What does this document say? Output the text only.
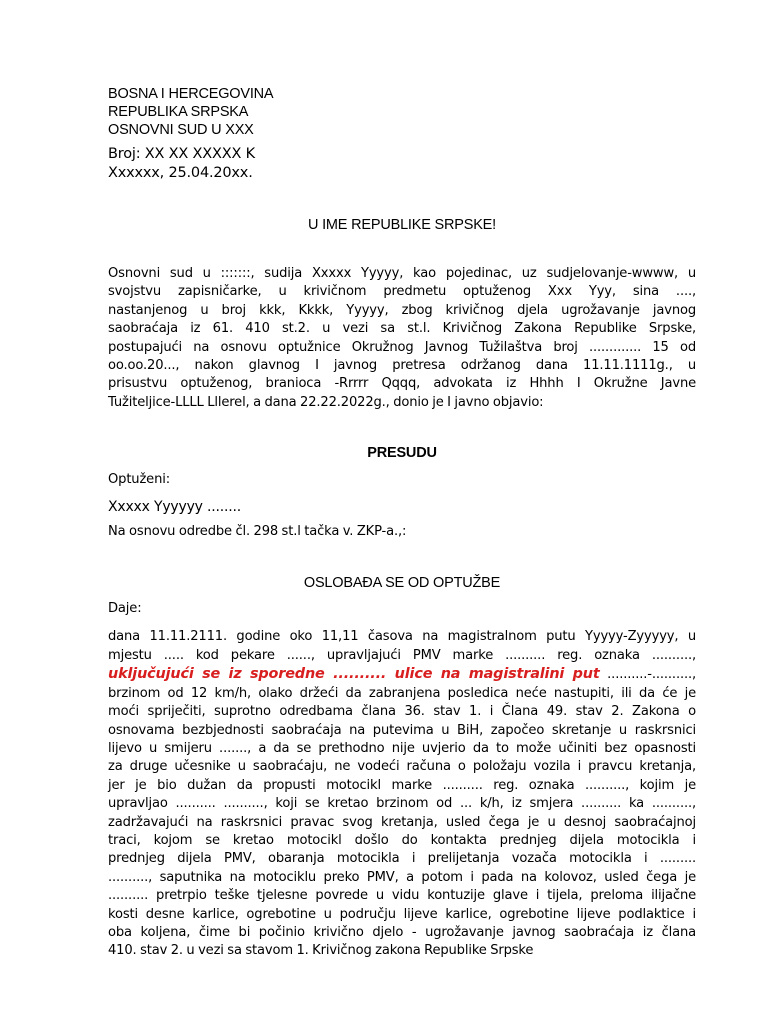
BOSNA I HERCEGOVINA
REPUBLIKA SRPSKA
OSNOVNI SUD U XXX
Broj: XX XX XXXXX K
Xxxxxx, 25.04.20xx.
U IME REPUBLIKE SRPSKE!
Osnovni sud u :::::::, sudija Xxxxx Yyyyy, kao pojedinac, uz sudjelovanje-wwww, u
svojstvu zapisničarke, u krivičnom predmetu optuženog Xxx Yyy, sina ....,
nastanjenog u broj kkk, Kkkk, Yyyyy, zbog krivičnog djela ugrožavanje javnog
saobraćaja iz 61. 410 st.2. u vezi sa st.l. Krivičnog Zakona Republike Srpske,
postupajući na osnovu optužnice Okružnog Javnog Tužilaštva broj ............. 15 od
oo.oo.20..., nakon glavnog I javnog pretresa održanog dana 11.11.1111g., u
prisustvu optuženog, branioca -Rrrrr Qqqq, advokata iz Hhhh I Okružne Javne
Tužiteljice-LLLL Lllerel, a dana 22.22.2022g., donio je I javno objavio:
PRESUDU
Optuženi:
Xxxxx Yyyyyy ........
Na osnovu odredbe čl. 298 st.l tačka v. ZKP-a.,:
OSLOBAĐA SE OD OPTUŽBE
Daje:
dana 11.11.2111. godine oko 11,11 časova na magistralnom putu Yyyyy-Zyyyyy, u
mjestu ..... kod pekare ......, upravljajući PMV marke .......... reg. oznaka ..........,
uključujući se iz sporedne .......... ulice na magistralini put ..........-..........,
brzinom od 12 km/h, olako držeći da zabranjena posledica neće nastupiti, ili da će je
moći spriječiti, suprotno odredbama člana 36. stav 1. i Člana 49. stav 2. Zakona o
osnovama bezbjednosti saobraćaja na putevima u BiH, započeo skretanje u raskrsnici
lijevo u smijeru ......., a da se prethodno nije uvjerio da to može učiniti bez opasnosti
za druge učesnike u saobraćaju, ne vodeći računa o položaju vozila i pravcu kretanja,
jer je bio dužan da propusti motocikl marke .......... reg. oznaka .........., kojim je
upravljao .......... .........., koji se kretao brzinom od ... k/h, iz smjera .......... ka ..........,
zadržavajući na raskrsnici pravac svog kretanja, usled čega je u desnoj saobraćajnoj
traci, kojom se kretao motocikl došlo do kontakta prednjeg dijela motocikla i
prednjeg dijela PMV, obaranja motocikla i prelijetanja vozača motocikla i .........
.........., saputnika na motociklu preko PMV, a potom i pada na kolovoz, usled čega je
.......... pretrpio teške tjelesne povrede u vidu kontuzije glave i tijela, preloma ilijačne
kosti desne karlice, ogrebotine u području lijeve karlice, ogrebotine lijeve podlaktice i
oba koljena, čime bi počinio krivično djelo - ugrožavanje javnog saobraćaja iz člana
410. stav 2. u vezi sa stavom 1. Krivičnog zakona Republike Srpske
§ §
PROBLEM REQUIREMENTS:
Going through the data above, count the lines where the string "brzinom" appears, and answer with only that number.

SOLUTION:
2